### PROVIDED ENTRIES
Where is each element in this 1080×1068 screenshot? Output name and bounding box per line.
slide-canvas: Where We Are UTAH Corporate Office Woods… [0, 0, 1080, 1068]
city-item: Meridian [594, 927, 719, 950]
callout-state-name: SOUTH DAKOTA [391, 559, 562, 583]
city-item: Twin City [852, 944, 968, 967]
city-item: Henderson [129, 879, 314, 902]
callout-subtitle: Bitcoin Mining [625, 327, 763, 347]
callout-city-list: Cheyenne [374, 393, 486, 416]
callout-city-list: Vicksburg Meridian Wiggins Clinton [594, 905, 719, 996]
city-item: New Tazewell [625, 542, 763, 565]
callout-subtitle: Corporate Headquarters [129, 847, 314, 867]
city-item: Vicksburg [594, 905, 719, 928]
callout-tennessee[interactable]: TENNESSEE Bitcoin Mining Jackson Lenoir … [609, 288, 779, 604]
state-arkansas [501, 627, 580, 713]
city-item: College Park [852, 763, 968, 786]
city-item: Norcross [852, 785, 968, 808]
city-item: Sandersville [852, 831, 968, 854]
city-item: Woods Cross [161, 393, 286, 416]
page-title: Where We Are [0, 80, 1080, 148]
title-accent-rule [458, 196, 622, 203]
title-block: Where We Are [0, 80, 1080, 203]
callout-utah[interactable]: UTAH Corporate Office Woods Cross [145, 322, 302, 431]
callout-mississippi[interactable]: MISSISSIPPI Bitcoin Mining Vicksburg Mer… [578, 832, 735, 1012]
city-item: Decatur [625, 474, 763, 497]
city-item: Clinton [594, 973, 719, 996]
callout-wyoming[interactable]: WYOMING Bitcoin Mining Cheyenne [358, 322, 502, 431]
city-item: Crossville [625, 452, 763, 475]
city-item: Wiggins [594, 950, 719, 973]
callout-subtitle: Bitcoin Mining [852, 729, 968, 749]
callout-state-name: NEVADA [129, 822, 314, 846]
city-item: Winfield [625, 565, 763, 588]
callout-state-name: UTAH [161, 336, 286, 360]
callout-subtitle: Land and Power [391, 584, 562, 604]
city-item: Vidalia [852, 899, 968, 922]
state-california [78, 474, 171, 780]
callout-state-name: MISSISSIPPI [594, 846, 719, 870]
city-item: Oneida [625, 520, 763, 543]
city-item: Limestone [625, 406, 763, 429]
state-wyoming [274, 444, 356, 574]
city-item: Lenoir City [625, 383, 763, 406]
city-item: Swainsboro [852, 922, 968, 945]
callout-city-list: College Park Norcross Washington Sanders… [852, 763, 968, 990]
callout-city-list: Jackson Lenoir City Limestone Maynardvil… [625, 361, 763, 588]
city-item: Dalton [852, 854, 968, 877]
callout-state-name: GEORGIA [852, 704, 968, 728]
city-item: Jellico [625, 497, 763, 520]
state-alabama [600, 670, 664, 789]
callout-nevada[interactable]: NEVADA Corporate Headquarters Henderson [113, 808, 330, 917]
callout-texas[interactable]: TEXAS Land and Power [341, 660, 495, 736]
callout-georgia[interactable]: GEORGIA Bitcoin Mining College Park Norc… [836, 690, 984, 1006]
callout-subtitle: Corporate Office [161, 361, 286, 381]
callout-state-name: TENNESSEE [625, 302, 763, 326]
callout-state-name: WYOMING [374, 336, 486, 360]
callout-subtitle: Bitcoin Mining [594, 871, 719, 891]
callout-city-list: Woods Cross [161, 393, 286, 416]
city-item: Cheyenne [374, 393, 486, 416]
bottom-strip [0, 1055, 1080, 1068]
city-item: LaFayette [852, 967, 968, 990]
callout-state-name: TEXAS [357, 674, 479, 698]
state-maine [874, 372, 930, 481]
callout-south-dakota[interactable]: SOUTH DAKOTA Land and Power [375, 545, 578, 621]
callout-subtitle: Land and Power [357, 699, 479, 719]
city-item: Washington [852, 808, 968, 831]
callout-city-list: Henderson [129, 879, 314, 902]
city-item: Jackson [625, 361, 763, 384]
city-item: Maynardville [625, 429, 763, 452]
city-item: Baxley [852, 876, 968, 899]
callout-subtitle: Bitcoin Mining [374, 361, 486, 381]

### WHAT TO DO
Rewrite the listing above with every "Bitcoin Mining" changed to "Crypto Mining", leaving everything else as it is.

### THE ANSWER
Where is each element in this 1080×1068 screenshot? Output name and bounding box per line.
slide-canvas: Where We Are UTAH Corporate Office Woods… [0, 0, 1080, 1068]
city-item: Meridian [594, 927, 719, 950]
callout-state-name: SOUTH DAKOTA [391, 559, 562, 583]
city-item: Twin City [852, 944, 968, 967]
city-item: Henderson [129, 879, 314, 902]
callout-subtitle: Crypto Mining [625, 327, 763, 347]
callout-city-list: Cheyenne [374, 393, 486, 416]
callout-city-list: Vicksburg Meridian Wiggins Clinton [594, 905, 719, 996]
city-item: New Tazewell [625, 542, 763, 565]
callout-subtitle: Corporate Headquarters [129, 847, 314, 867]
city-item: Vicksburg [594, 905, 719, 928]
callout-tennessee[interactable]: TENNESSEE Crypto Mining Jackson Lenoir … [609, 288, 779, 604]
state-arkansas [501, 627, 580, 713]
city-item: College Park [852, 763, 968, 786]
city-item: Norcross [852, 785, 968, 808]
city-item: Sandersville [852, 831, 968, 854]
city-item: Woods Cross [161, 393, 286, 416]
page-title: Where We Are [0, 80, 1080, 148]
title-accent-rule [458, 196, 622, 203]
title-block: Where We Are [0, 80, 1080, 203]
callout-utah[interactable]: UTAH Corporate Office Woods Cross [145, 322, 302, 431]
callout-mississippi[interactable]: MISSISSIPPI Crypto Mining Vicksburg Mer… [578, 832, 735, 1012]
city-item: Decatur [625, 474, 763, 497]
city-item: Clinton [594, 973, 719, 996]
callout-wyoming[interactable]: WYOMING Crypto Mining Cheyenne [358, 322, 502, 431]
city-item: Crossville [625, 452, 763, 475]
city-item: Wiggins [594, 950, 719, 973]
callout-subtitle: Crypto Mining [852, 729, 968, 749]
callout-state-name: NEVADA [129, 822, 314, 846]
city-item: Winfield [625, 565, 763, 588]
callout-state-name: UTAH [161, 336, 286, 360]
callout-subtitle: Land and Power [391, 584, 562, 604]
city-item: Vidalia [852, 899, 968, 922]
state-california [78, 474, 171, 780]
callout-state-name: MISSISSIPPI [594, 846, 719, 870]
city-item: Oneida [625, 520, 763, 543]
city-item: Limestone [625, 406, 763, 429]
state-wyoming [274, 444, 356, 574]
city-item: Lenoir City [625, 383, 763, 406]
city-item: Swainsboro [852, 922, 968, 945]
callout-city-list: College Park Norcross Washington Sanders… [852, 763, 968, 990]
callout-city-list: Jackson Lenoir City Limestone Maynardvil… [625, 361, 763, 588]
city-item: Dalton [852, 854, 968, 877]
callout-state-name: GEORGIA [852, 704, 968, 728]
city-item: Jellico [625, 497, 763, 520]
state-alabama [600, 670, 664, 789]
callout-nevada[interactable]: NEVADA Corporate Headquarters Henderson [113, 808, 330, 917]
callout-texas[interactable]: TEXAS Land and Power [341, 660, 495, 736]
callout-georgia[interactable]: GEORGIA Crypto Mining College Park Norc… [836, 690, 984, 1006]
callout-subtitle: Corporate Office [161, 361, 286, 381]
callout-state-name: TENNESSEE [625, 302, 763, 326]
callout-state-name: WYOMING [374, 336, 486, 360]
callout-subtitle: Crypto Mining [594, 871, 719, 891]
callout-city-list: Woods Cross [161, 393, 286, 416]
city-item: Cheyenne [374, 393, 486, 416]
bottom-strip [0, 1055, 1080, 1068]
city-item: LaFayette [852, 967, 968, 990]
callout-state-name: TEXAS [357, 674, 479, 698]
state-maine [874, 372, 930, 481]
callout-south-dakota[interactable]: SOUTH DAKOTA Land and Power [375, 545, 578, 621]
callout-subtitle: Land and Power [357, 699, 479, 719]
city-item: Washington [852, 808, 968, 831]
callout-city-list: Henderson [129, 879, 314, 902]
city-item: Jackson [625, 361, 763, 384]
city-item: Maynardville [625, 429, 763, 452]
city-item: Baxley [852, 876, 968, 899]
callout-subtitle: Crypto Mining [374, 361, 486, 381]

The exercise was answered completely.